[Dataset records]
-- -- --
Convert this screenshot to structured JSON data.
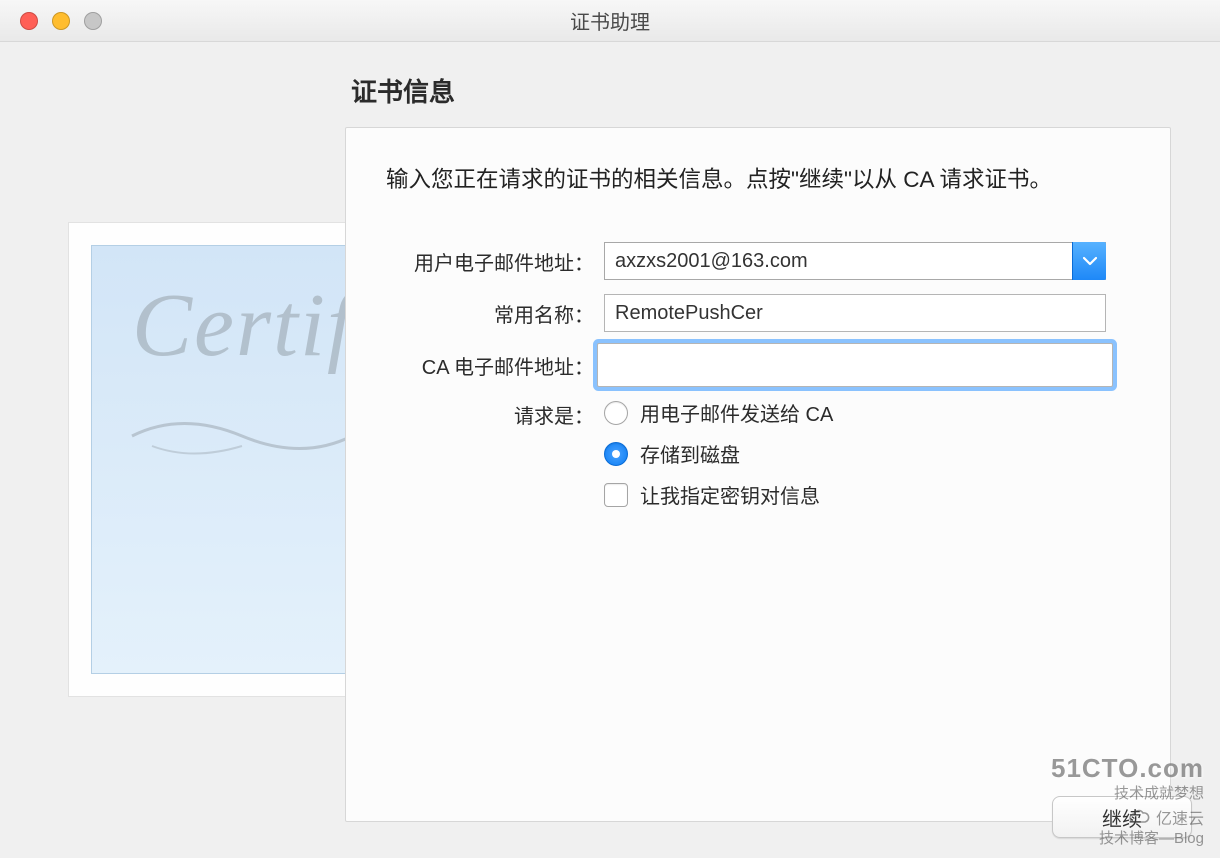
{
  "window": {
    "title": "证书助理"
  },
  "heading": "证书信息",
  "instruction": "输入您正在请求的证书的相关信息。点按\"继续\"以从 CA 请求证书。",
  "form": {
    "email_label": "用户电子邮件地址：",
    "email_value": "axzxs2001@163.com",
    "common_name_label": "常用名称：",
    "common_name_value": "RemotePushCer",
    "ca_email_label": "CA 电子邮件地址：",
    "ca_email_value": "",
    "request_label": "请求是：",
    "option_email_ca": "用电子邮件发送给 CA",
    "option_save_disk": "存储到磁盘",
    "option_specify_keypair": "让我指定密钥对信息"
  },
  "certificate_decor": {
    "script_text": "Certificate"
  },
  "buttons": {
    "continue": "继续"
  },
  "watermark": {
    "site": "51CTO.com",
    "slogan": "技术成就梦想",
    "brand": "亿速云",
    "blog": "技术博客—Blog"
  }
}
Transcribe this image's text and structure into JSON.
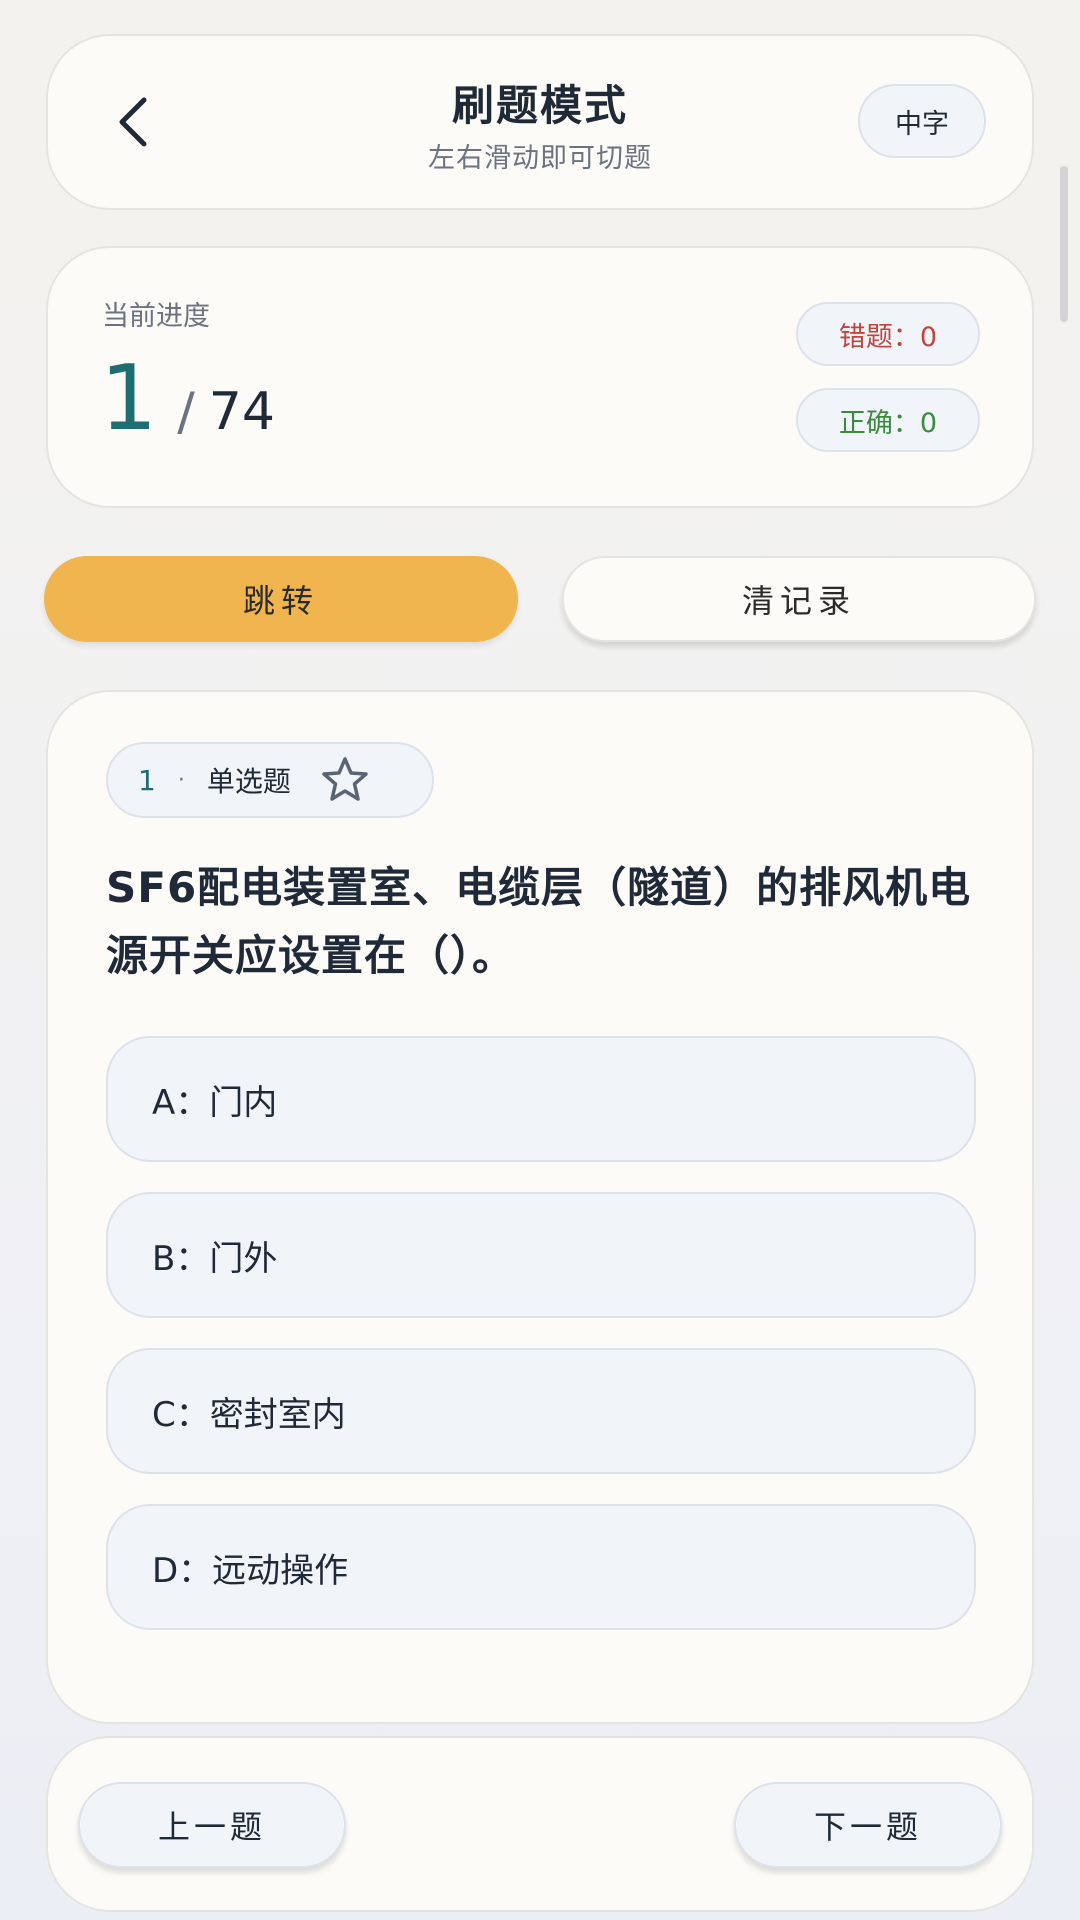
{
  "header": {
    "title": "刷题模式",
    "subtitle": "左右滑动即可切题",
    "font_size_label": "中字",
    "back_icon": "chevron-left-icon"
  },
  "progress": {
    "label": "当前进度",
    "current": "1",
    "separator": "/",
    "total": "74",
    "wrong_label": "错题：0",
    "correct_label": "正确：0"
  },
  "actions": {
    "jump_label": "跳转",
    "clear_label": "清记录"
  },
  "question": {
    "number": "1",
    "dot": "·",
    "type": "单选题",
    "favorite_icon": "star-outline-icon",
    "text": "SF6配电装置室、电缆层（隧道）的排风机电源开关应设置在（）。",
    "options": [
      {
        "label": "A：门内"
      },
      {
        "label": "B：门外"
      },
      {
        "label": "C：密封室内"
      },
      {
        "label": "D：远动操作"
      }
    ]
  },
  "navigation": {
    "prev_label": "上一题",
    "next_label": "下一题"
  },
  "colors": {
    "accent": "#1d6e73",
    "jump_button": "#f0b54f",
    "wrong": "#c0453e",
    "correct": "#3c8a3e"
  }
}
-- -- --
Work required
Are you able to set down all the lines above exactly, without any pictures?

Task solution
Convert this screenshot to structured JSON data.
{
  "window": {
    "title": "证书助理"
  },
  "heading": "证书信息",
  "instruction": "输入您正在请求的证书的相关信息。点按\"继续\"以从 CA 请求证书。",
  "form": {
    "email_label": "用户电子邮件地址：",
    "email_value": "axzxs2001@163.com",
    "common_name_label": "常用名称：",
    "common_name_value": "RemotePushCer",
    "ca_email_label": "CA 电子邮件地址：",
    "ca_email_value": "",
    "request_label": "请求是：",
    "option_email_ca": "用电子邮件发送给 CA",
    "option_save_disk": "存储到磁盘",
    "option_specify_keypair": "让我指定密钥对信息"
  },
  "certificate_decor": {
    "script_text": "Certificate"
  },
  "buttons": {
    "continue": "继续"
  },
  "watermark": {
    "site": "51CTO.com",
    "slogan": "技术成就梦想",
    "brand": "亿速云",
    "blog": "技术博客—Blog"
  }
}
Transcribe this image's text and structure into JSON.
{
  "header": {
    "title": "刷题模式",
    "subtitle": "左右滑动即可切题",
    "font_size_label": "中字",
    "back_icon": "chevron-left-icon"
  },
  "progress": {
    "label": "当前进度",
    "current": "1",
    "separator": "/",
    "total": "74",
    "wrong_label": "错题：0",
    "correct_label": "正确：0"
  },
  "actions": {
    "jump_label": "跳转",
    "clear_label": "清记录"
  },
  "question": {
    "number": "1",
    "dot": "·",
    "type": "单选题",
    "favorite_icon": "star-outline-icon",
    "text": "SF6配电装置室、电缆层（隧道）的排风机电源开关应设置在（）。",
    "options": [
      {
        "label": "A：门内"
      },
      {
        "label": "B：门外"
      },
      {
        "label": "C：密封室内"
      },
      {
        "label": "D：远动操作"
      }
    ]
  },
  "navigation": {
    "prev_label": "上一题",
    "next_label": "下一题"
  },
  "colors": {
    "accent": "#1d6e73",
    "jump_button": "#f0b54f",
    "wrong": "#c0453e",
    "correct": "#3c8a3e"
  }
}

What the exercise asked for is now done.